• **STATED EXERCISE**:
Would it be possible to write out each entry below exactly, without the pictures?

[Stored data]
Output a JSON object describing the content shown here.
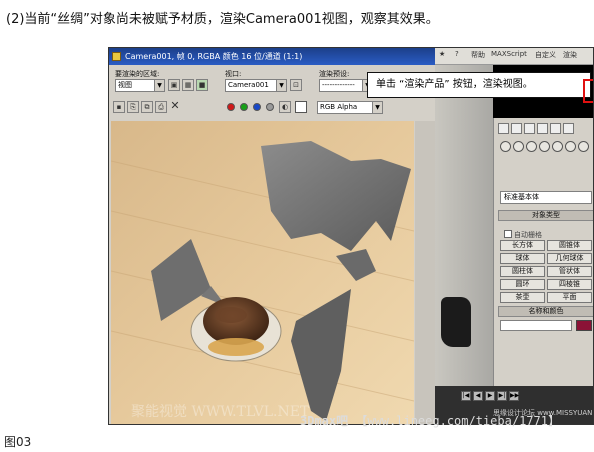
{
  "caption": "(2)当前“丝绸”对象尚未被赋予材质，渲染Camera001视图，观察其效果。",
  "figure_label": "图03",
  "render_window": {
    "title": "Camera001, 帧 0, RGBA 颜色 16 位/通道 (1:1)",
    "area_label": "要渲染的区域:",
    "area_value": "视图",
    "viewport_label": "视口:",
    "viewport_value": "Camera001",
    "preset_label": "渲染预设:",
    "preset_value": "-------------",
    "channel_value": "RGB Alpha",
    "colors": {
      "red": "#d01818",
      "green": "#18a018",
      "blue": "#1848c8",
      "gray": "#9a9a9a"
    },
    "watermark": "聚能视觉 WWW.TLVL.NET"
  },
  "menubar": {
    "items": [
      "★",
      "?",
      "帮助",
      "MAXScript",
      "自定义",
      "渲染"
    ]
  },
  "command_panel": {
    "dropdown": "标准基本体",
    "object_type_title": "对象类型",
    "autogrid": "自动栅格",
    "buttons": [
      "长方体",
      "圆锥体",
      "球体",
      "几何球体",
      "圆柱体",
      "管状体",
      "圆环",
      "四棱锥",
      "茶壶",
      "平面"
    ],
    "name_color_title": "名称和颜色",
    "object_color": "#8b1236"
  },
  "callout": "单击 “渲染产品” 按钮，渲染视图。",
  "status": {
    "text": "思缘设计论坛 www.MISSYUAN.COM"
  },
  "watermark": {
    "brand": "3Dmax吧",
    "url": "【www.lineeg.com/tieba/1771】"
  }
}
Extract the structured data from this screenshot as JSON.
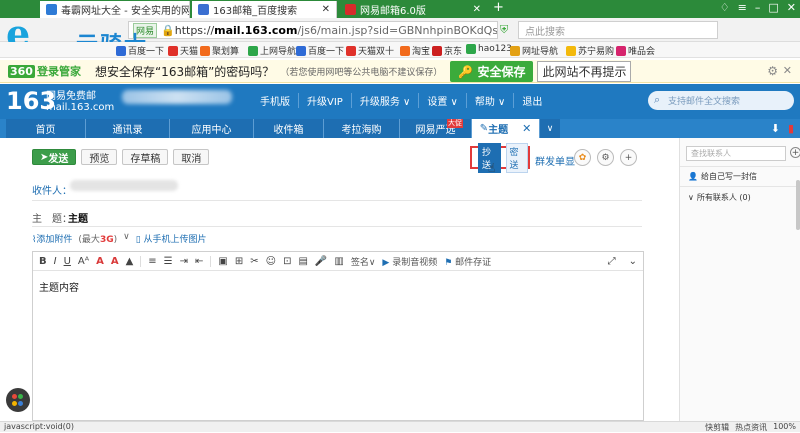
{
  "browser": {
    "tabs": [
      {
        "label": "毒霸网址大全 - 安全实用的网址",
        "state": "inactive"
      },
      {
        "label": "163邮箱_百度搜索",
        "state": "inactive"
      },
      {
        "label": "网易邮箱6.0版",
        "state": "active"
      }
    ],
    "new_tab": "+",
    "address": {
      "badge": "网易",
      "scheme": "https://",
      "domain": "mail.163.com",
      "path": "/js6/main.jsp?sid=GBNnhpinBOKdQseTjOnnzi"
    },
    "search_placeholder": "点此搜索",
    "logo_letter": "e",
    "logo_text": "云骑士",
    "colors": {
      "tabbar": "#2c8a3a",
      "mailblue": "#1f79c0",
      "send": "#3c9d4a",
      "highlight": "#e23b3b"
    }
  },
  "bookmarks": [
    "百度一下",
    "天猫",
    "聚划算",
    "上网导航",
    "百度一下",
    "天猫双十",
    "淘宝",
    "京东",
    "hao123",
    "网址导航",
    "苏宁易购",
    "唯品会"
  ],
  "security_bar": {
    "logo_num": "360",
    "logo": "登录管家",
    "question": "想安全保存“163邮箱”的密码吗？",
    "note": "（若您使用网吧等公共电脑不建议保存）",
    "save": "安全保存",
    "no_prompt": "此网站不再提示"
  },
  "mail_header": {
    "logo": "163",
    "sub1": "网易免费邮",
    "sub2": "mail.163.com",
    "links": [
      "手机版",
      "升级VIP",
      "升级服务 ∨",
      "设置 ∨",
      "帮助 ∨",
      "退出"
    ],
    "search_placeholder": "支持邮件全文搜索"
  },
  "nav_tabs": [
    {
      "label": "首页"
    },
    {
      "label": "通讯录"
    },
    {
      "label": "应用中心"
    },
    {
      "label": "收件箱"
    },
    {
      "label": "考拉海购"
    },
    {
      "label": "网易严选",
      "badge": "大促"
    },
    {
      "label": "主题",
      "active": true
    }
  ],
  "compose": {
    "send": "发送",
    "preview": "预览",
    "save_draft": "存草稿",
    "cancel": "取消",
    "cc": "抄送",
    "bcc": "密送",
    "group_send": "群发单显",
    "to_label": "收件人：",
    "subject_label": "主　题：",
    "subject_value": "主题",
    "attach": "添加附件",
    "attach_max_prefix": "(最大",
    "attach_max_value": "3G",
    "attach_max_suffix": ")",
    "mobile_upload": "从手机上传图片",
    "body": "主题内容",
    "toolbar_text": {
      "signature": "签名∨",
      "record": "录制音视频",
      "evidence": "邮件存证"
    }
  },
  "contacts": {
    "search_placeholder": "查找联系人",
    "self": "给自己写一封信",
    "all": "所有联系人 (0)"
  },
  "status_bar": {
    "left": "javascript:void(0)",
    "right": [
      "快剪辑",
      "热点资讯",
      "100%"
    ]
  }
}
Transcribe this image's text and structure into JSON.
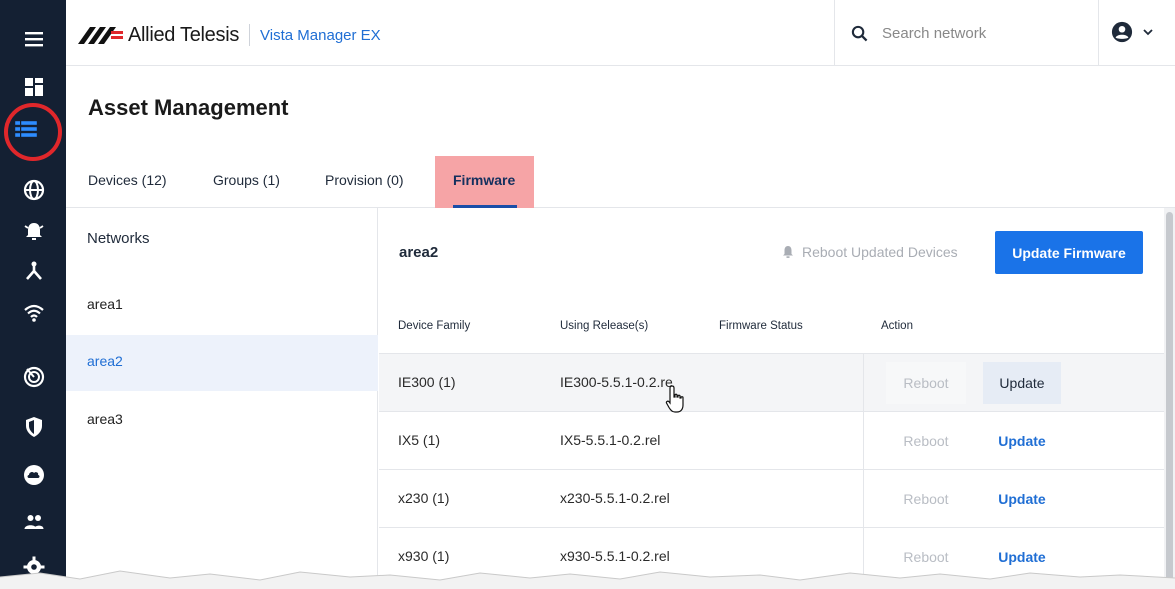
{
  "app": {
    "brand": "Allied Telesis",
    "product": "Vista Manager EX"
  },
  "search": {
    "placeholder": "Search network"
  },
  "page": {
    "title": "Asset Management"
  },
  "tabs": [
    {
      "label": "Devices (12)"
    },
    {
      "label": "Groups (1)"
    },
    {
      "label": "Provision (0)"
    },
    {
      "label": "Firmware",
      "active": true
    }
  ],
  "networks": {
    "title": "Networks",
    "items": [
      {
        "label": "area1"
      },
      {
        "label": "area2",
        "selected": true
      },
      {
        "label": "area3"
      }
    ]
  },
  "detail": {
    "area_title": "area2",
    "reboot_all_label": "Reboot Updated Devices",
    "update_firmware_label": "Update Firmware",
    "columns": [
      "Device Family",
      "Using Release(s)",
      "Firmware Status",
      "Action"
    ],
    "rows": [
      {
        "family": "IE300 (1)",
        "release": "IE300-5.5.1-0.2.re",
        "status": "",
        "reboot": "Reboot",
        "update": "Update"
      },
      {
        "family": "IX5 (1)",
        "release": "IX5-5.5.1-0.2.rel",
        "status": "",
        "reboot": "Reboot",
        "update": "Update"
      },
      {
        "family": "x230 (1)",
        "release": "x230-5.5.1-0.2.rel",
        "status": "",
        "reboot": "Reboot",
        "update": "Update"
      },
      {
        "family": "x930 (1)",
        "release": "x930-5.5.1-0.2.rel",
        "status": "",
        "reboot": "Reboot",
        "update": "Update"
      }
    ]
  },
  "colors": {
    "rail": "#142033",
    "accent": "#1a73e8",
    "link": "#1f6ed4",
    "highlight_annotation": "#f6a4a6",
    "annotation_ring": "#e0272b"
  },
  "rail_icons": [
    "menu-icon",
    "dashboard-icon",
    "asset-list-icon",
    "globe-icon",
    "alarm-icon",
    "topology-icon",
    "wifi-icon",
    "sla-icon",
    "security-icon",
    "cloud-icon",
    "users-icon",
    "settings-icon"
  ]
}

• **EXERCISE SOLUTION**:
Output a JSON object describing the content shown here.
{
  "caption": "(2)当前“丝绸”对象尚未被赋予材质，渲染Camera001视图，观察其效果。",
  "figure_label": "图03",
  "render_window": {
    "title": "Camera001, 帧 0, RGBA 颜色 16 位/通道 (1:1)",
    "area_label": "要渲染的区域:",
    "area_value": "视图",
    "viewport_label": "视口:",
    "viewport_value": "Camera001",
    "preset_label": "渲染预设:",
    "preset_value": "-------------",
    "channel_value": "RGB Alpha",
    "colors": {
      "red": "#d01818",
      "green": "#18a018",
      "blue": "#1848c8",
      "gray": "#9a9a9a"
    },
    "watermark": "聚能视觉 WWW.TLVL.NET"
  },
  "menubar": {
    "items": [
      "★",
      "?",
      "帮助",
      "MAXScript",
      "自定义",
      "渲染"
    ]
  },
  "command_panel": {
    "dropdown": "标准基本体",
    "object_type_title": "对象类型",
    "autogrid": "自动栅格",
    "buttons": [
      "长方体",
      "圆锥体",
      "球体",
      "几何球体",
      "圆柱体",
      "管状体",
      "圆环",
      "四棱锥",
      "茶壶",
      "平面"
    ],
    "name_color_title": "名称和颜色",
    "object_color": "#8b1236"
  },
  "callout": "单击 “渲染产品” 按钮，渲染视图。",
  "status": {
    "text": "思缘设计论坛 www.MISSYUAN.COM"
  },
  "watermark": {
    "brand": "3Dmax吧",
    "url": "【www.lineeg.com/tieba/1771】"
  }
}
Extract the structured data from this screenshot as JSON.
{
  "browser": {
    "tabs": [
      {
        "label": "毒霸网址大全 - 安全实用的网址",
        "state": "inactive"
      },
      {
        "label": "163邮箱_百度搜索",
        "state": "inactive"
      },
      {
        "label": "网易邮箱6.0版",
        "state": "active"
      }
    ],
    "new_tab": "+",
    "address": {
      "badge": "网易",
      "scheme": "https://",
      "domain": "mail.163.com",
      "path": "/js6/main.jsp?sid=GBNnhpinBOKdQseTjOnnzi"
    },
    "search_placeholder": "点此搜索",
    "logo_letter": "e",
    "logo_text": "云骑士",
    "colors": {
      "tabbar": "#2c8a3a",
      "mailblue": "#1f79c0",
      "send": "#3c9d4a",
      "highlight": "#e23b3b"
    }
  },
  "bookmarks": [
    "百度一下",
    "天猫",
    "聚划算",
    "上网导航",
    "百度一下",
    "天猫双十",
    "淘宝",
    "京东",
    "hao123",
    "网址导航",
    "苏宁易购",
    "唯品会"
  ],
  "security_bar": {
    "logo_num": "360",
    "logo": "登录管家",
    "question": "想安全保存“163邮箱”的密码吗？",
    "note": "（若您使用网吧等公共电脑不建议保存）",
    "save": "安全保存",
    "no_prompt": "此网站不再提示"
  },
  "mail_header": {
    "logo": "163",
    "sub1": "网易免费邮",
    "sub2": "mail.163.com",
    "links": [
      "手机版",
      "升级VIP",
      "升级服务 ∨",
      "设置 ∨",
      "帮助 ∨",
      "退出"
    ],
    "search_placeholder": "支持邮件全文搜索"
  },
  "nav_tabs": [
    {
      "label": "首页"
    },
    {
      "label": "通讯录"
    },
    {
      "label": "应用中心"
    },
    {
      "label": "收件箱"
    },
    {
      "label": "考拉海购"
    },
    {
      "label": "网易严选",
      "badge": "大促"
    },
    {
      "label": "主题",
      "active": true
    }
  ],
  "compose": {
    "send": "发送",
    "preview": "预览",
    "save_draft": "存草稿",
    "cancel": "取消",
    "cc": "抄送",
    "bcc": "密送",
    "group_send": "群发单显",
    "to_label": "收件人：",
    "subject_label": "主　题：",
    "subject_value": "主题",
    "attach": "添加附件",
    "attach_max_prefix": "(最大",
    "attach_max_value": "3G",
    "attach_max_suffix": ")",
    "mobile_upload": "从手机上传图片",
    "body": "主题内容",
    "toolbar_text": {
      "signature": "签名∨",
      "record": "录制音视频",
      "evidence": "邮件存证"
    }
  },
  "contacts": {
    "search_placeholder": "查找联系人",
    "self": "给自己写一封信",
    "all": "所有联系人 (0)"
  },
  "status_bar": {
    "left": "javascript:void(0)",
    "right": [
      "快剪辑",
      "热点资讯",
      "100%"
    ]
  }
}
Transcribe this image's text and structure into JSON.
{
  "app": {
    "brand": "Allied Telesis",
    "product": "Vista Manager EX"
  },
  "search": {
    "placeholder": "Search network"
  },
  "page": {
    "title": "Asset Management"
  },
  "tabs": [
    {
      "label": "Devices (12)"
    },
    {
      "label": "Groups (1)"
    },
    {
      "label": "Provision (0)"
    },
    {
      "label": "Firmware",
      "active": true
    }
  ],
  "networks": {
    "title": "Networks",
    "items": [
      {
        "label": "area1"
      },
      {
        "label": "area2",
        "selected": true
      },
      {
        "label": "area3"
      }
    ]
  },
  "detail": {
    "area_title": "area2",
    "reboot_all_label": "Reboot Updated Devices",
    "update_firmware_label": "Update Firmware",
    "columns": [
      "Device Family",
      "Using Release(s)",
      "Firmware Status",
      "Action"
    ],
    "rows": [
      {
        "family": "IE300 (1)",
        "release": "IE300-5.5.1-0.2.re",
        "status": "",
        "reboot": "Reboot",
        "update": "Update"
      },
      {
        "family": "IX5 (1)",
        "release": "IX5-5.5.1-0.2.rel",
        "status": "",
        "reboot": "Reboot",
        "update": "Update"
      },
      {
        "family": "x230 (1)",
        "release": "x230-5.5.1-0.2.rel",
        "status": "",
        "reboot": "Reboot",
        "update": "Update"
      },
      {
        "family": "x930 (1)",
        "release": "x930-5.5.1-0.2.rel",
        "status": "",
        "reboot": "Reboot",
        "update": "Update"
      }
    ]
  },
  "colors": {
    "rail": "#142033",
    "accent": "#1a73e8",
    "link": "#1f6ed4",
    "highlight_annotation": "#f6a4a6",
    "annotation_ring": "#e0272b"
  },
  "rail_icons": [
    "menu-icon",
    "dashboard-icon",
    "asset-list-icon",
    "globe-icon",
    "alarm-icon",
    "topology-icon",
    "wifi-icon",
    "sla-icon",
    "security-icon",
    "cloud-icon",
    "users-icon",
    "settings-icon"
  ]
}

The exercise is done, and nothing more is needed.